WORK INSTRUCTIONS:
Find how many lines in the data below include the word "Atlas", then write only that number.

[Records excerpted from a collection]

◇ ◇ ◇ ◇ ◇

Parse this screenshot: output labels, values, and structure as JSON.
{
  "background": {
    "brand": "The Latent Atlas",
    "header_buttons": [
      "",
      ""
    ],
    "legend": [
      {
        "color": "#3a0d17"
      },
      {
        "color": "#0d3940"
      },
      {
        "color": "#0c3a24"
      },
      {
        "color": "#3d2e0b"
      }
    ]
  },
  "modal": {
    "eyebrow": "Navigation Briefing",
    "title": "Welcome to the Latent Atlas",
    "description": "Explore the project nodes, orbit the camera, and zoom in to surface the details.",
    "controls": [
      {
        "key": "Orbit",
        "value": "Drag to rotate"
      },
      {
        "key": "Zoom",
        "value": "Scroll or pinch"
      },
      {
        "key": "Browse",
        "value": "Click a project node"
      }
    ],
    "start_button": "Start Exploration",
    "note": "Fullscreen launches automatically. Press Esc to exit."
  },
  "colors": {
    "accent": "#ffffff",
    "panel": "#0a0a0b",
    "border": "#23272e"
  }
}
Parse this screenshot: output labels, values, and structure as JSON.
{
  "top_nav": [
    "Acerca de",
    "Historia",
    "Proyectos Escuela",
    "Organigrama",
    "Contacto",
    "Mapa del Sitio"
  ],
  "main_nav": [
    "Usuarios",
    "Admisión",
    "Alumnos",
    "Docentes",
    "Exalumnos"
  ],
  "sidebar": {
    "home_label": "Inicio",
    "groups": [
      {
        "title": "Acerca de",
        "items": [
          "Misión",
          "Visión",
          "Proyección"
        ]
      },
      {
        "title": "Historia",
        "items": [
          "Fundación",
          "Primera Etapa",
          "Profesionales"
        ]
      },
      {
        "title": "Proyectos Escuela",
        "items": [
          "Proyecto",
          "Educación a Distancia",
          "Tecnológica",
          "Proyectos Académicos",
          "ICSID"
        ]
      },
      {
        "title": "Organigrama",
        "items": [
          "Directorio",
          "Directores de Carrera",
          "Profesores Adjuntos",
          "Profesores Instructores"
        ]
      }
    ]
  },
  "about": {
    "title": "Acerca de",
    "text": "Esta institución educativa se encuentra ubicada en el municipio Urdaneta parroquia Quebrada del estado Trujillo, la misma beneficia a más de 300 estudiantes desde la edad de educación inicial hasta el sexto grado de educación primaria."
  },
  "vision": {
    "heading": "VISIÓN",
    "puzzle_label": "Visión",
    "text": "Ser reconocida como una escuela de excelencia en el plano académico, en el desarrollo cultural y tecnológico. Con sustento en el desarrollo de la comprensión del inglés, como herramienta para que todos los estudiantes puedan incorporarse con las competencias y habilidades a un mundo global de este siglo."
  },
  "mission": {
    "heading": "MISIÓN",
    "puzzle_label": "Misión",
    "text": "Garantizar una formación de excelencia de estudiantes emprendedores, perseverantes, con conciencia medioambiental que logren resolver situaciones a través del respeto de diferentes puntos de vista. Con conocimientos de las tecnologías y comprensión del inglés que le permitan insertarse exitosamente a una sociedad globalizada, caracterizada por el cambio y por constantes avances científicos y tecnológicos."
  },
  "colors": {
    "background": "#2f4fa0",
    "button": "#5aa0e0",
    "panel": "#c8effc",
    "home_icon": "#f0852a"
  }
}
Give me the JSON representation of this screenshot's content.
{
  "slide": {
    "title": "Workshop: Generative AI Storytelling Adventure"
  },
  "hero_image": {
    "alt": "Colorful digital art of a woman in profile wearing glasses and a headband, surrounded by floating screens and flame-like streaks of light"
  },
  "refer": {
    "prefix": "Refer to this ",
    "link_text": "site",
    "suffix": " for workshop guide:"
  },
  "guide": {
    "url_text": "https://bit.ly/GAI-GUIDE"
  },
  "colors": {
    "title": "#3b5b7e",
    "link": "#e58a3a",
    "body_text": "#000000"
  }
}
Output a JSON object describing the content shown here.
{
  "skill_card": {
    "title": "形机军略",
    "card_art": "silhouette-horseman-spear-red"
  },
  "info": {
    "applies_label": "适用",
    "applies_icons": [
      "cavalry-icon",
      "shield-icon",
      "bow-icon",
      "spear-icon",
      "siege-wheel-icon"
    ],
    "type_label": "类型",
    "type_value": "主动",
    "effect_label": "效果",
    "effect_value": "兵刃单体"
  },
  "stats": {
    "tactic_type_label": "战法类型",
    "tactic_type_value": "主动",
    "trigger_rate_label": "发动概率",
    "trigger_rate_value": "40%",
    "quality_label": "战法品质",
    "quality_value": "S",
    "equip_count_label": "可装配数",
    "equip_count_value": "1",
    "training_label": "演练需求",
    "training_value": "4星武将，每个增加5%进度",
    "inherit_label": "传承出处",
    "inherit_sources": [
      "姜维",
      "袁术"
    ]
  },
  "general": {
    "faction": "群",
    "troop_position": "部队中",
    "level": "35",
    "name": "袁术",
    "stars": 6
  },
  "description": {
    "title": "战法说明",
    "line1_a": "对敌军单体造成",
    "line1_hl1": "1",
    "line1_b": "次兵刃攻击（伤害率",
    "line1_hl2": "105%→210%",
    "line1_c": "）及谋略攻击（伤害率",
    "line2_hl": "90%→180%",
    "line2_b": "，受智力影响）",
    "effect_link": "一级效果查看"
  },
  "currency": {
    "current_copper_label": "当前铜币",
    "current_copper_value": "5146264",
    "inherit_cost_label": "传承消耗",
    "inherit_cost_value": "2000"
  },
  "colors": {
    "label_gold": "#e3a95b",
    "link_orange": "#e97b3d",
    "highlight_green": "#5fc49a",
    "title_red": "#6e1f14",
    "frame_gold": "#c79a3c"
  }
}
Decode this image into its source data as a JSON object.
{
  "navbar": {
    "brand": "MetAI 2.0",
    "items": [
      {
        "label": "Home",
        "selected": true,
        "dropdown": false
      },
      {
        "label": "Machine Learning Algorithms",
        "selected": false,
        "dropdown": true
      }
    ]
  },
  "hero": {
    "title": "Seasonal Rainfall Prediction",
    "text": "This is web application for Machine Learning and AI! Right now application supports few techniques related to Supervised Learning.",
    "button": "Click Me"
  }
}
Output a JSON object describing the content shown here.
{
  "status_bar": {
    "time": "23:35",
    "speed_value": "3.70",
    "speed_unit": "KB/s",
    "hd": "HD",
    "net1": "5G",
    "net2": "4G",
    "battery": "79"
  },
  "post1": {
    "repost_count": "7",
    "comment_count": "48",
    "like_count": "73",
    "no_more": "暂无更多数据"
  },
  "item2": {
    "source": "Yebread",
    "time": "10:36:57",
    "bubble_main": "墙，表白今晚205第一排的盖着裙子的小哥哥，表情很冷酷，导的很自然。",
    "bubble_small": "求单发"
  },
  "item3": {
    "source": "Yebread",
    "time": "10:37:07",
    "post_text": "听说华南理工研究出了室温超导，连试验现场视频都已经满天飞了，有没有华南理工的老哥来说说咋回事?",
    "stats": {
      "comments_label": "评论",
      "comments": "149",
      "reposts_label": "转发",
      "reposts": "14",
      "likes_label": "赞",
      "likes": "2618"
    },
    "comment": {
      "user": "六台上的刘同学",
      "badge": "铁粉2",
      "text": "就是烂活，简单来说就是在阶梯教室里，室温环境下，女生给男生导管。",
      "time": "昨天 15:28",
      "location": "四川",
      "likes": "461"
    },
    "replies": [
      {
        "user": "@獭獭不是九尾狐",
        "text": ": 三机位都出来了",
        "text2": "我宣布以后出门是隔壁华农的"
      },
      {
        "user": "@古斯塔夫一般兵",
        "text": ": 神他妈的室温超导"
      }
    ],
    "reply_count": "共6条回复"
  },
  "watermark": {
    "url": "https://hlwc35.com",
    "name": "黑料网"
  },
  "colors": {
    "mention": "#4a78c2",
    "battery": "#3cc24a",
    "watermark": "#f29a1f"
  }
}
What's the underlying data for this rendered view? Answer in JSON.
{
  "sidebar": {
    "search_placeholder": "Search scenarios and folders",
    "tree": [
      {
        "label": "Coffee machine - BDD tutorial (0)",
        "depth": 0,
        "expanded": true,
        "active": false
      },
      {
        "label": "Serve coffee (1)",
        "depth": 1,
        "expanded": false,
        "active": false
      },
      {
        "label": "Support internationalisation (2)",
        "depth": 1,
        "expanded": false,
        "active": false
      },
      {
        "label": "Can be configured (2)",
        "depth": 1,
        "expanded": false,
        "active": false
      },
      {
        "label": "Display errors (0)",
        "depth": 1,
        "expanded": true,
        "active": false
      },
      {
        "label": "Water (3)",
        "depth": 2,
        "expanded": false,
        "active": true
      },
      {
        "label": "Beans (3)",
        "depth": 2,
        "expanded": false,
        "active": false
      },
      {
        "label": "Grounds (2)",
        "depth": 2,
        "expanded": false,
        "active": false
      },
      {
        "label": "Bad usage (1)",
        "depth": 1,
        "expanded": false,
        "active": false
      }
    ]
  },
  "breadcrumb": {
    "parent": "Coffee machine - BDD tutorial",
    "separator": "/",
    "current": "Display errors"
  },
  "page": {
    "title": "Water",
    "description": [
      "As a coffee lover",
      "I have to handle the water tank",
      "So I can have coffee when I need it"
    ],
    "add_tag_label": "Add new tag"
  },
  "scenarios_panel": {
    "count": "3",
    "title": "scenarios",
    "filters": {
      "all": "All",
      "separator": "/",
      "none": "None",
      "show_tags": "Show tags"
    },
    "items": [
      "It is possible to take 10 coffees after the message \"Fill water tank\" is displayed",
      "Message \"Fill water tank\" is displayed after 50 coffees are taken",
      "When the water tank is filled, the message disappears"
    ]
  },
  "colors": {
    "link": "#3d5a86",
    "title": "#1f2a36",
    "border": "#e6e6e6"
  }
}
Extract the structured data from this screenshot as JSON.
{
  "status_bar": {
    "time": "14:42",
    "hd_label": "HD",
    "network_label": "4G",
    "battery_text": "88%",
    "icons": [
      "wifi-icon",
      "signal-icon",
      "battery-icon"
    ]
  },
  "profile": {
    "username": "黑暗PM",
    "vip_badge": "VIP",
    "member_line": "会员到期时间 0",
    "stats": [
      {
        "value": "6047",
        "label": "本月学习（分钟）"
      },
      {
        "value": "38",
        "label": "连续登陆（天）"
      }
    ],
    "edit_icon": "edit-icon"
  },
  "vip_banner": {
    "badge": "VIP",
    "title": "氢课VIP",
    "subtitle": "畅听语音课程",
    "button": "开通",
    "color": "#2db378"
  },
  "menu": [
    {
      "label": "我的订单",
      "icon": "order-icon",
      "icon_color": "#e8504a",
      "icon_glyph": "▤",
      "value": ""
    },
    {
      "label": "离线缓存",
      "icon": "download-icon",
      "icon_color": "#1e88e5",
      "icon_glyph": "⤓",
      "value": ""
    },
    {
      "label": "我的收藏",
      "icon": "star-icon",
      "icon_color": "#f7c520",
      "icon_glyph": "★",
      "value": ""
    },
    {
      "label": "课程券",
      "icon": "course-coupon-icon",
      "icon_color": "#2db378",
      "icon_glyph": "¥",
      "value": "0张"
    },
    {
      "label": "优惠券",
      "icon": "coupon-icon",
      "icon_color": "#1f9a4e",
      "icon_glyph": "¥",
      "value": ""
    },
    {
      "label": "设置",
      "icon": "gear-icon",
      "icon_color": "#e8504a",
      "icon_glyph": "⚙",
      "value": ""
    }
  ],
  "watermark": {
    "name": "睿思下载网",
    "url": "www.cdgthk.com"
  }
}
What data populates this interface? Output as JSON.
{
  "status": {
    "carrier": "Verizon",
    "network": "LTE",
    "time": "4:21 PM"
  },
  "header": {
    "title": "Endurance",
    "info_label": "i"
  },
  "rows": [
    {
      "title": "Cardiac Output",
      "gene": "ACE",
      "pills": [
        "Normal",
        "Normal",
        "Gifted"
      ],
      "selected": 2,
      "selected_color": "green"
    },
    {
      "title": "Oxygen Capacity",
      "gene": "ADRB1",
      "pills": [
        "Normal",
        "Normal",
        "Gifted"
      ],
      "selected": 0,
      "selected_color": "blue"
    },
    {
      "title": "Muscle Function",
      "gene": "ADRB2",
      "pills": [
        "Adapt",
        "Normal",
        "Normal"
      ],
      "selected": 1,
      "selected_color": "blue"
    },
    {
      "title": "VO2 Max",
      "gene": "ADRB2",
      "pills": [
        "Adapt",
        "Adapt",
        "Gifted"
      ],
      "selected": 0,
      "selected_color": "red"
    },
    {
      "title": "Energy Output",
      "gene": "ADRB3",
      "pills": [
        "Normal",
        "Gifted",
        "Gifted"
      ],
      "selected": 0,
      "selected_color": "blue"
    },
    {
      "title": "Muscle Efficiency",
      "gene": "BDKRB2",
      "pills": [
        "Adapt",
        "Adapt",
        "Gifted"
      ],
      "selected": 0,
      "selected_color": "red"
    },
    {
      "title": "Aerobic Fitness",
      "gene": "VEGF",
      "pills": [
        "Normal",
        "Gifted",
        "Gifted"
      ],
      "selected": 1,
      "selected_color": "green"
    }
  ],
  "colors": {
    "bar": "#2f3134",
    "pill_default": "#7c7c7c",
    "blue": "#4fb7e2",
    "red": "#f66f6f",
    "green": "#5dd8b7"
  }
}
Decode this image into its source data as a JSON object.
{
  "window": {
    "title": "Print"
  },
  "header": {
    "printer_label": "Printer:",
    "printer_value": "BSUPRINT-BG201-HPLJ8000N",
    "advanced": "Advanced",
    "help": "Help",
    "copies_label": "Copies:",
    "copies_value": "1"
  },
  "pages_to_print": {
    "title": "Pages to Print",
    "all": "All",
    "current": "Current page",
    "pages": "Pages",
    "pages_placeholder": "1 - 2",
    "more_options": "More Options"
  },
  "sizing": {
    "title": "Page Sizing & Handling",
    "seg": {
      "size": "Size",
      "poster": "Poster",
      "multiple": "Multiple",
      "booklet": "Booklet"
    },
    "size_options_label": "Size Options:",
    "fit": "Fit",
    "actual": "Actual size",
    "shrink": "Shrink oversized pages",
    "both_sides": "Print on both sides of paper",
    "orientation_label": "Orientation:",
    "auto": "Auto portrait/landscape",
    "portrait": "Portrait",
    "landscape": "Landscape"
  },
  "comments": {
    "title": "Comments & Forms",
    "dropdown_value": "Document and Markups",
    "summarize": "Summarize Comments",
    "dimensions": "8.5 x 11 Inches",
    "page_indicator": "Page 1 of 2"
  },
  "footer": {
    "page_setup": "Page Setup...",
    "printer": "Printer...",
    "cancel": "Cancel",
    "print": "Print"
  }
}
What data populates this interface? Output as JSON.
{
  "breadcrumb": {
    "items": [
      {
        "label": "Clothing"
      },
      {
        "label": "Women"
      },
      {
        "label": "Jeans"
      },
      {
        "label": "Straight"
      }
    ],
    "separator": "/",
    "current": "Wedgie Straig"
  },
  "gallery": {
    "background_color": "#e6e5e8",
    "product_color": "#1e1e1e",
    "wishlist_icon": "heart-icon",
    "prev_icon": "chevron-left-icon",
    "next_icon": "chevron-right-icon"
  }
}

◇ ◇ ◇ ◇ ◇

WRITTEN RESPONSE:
2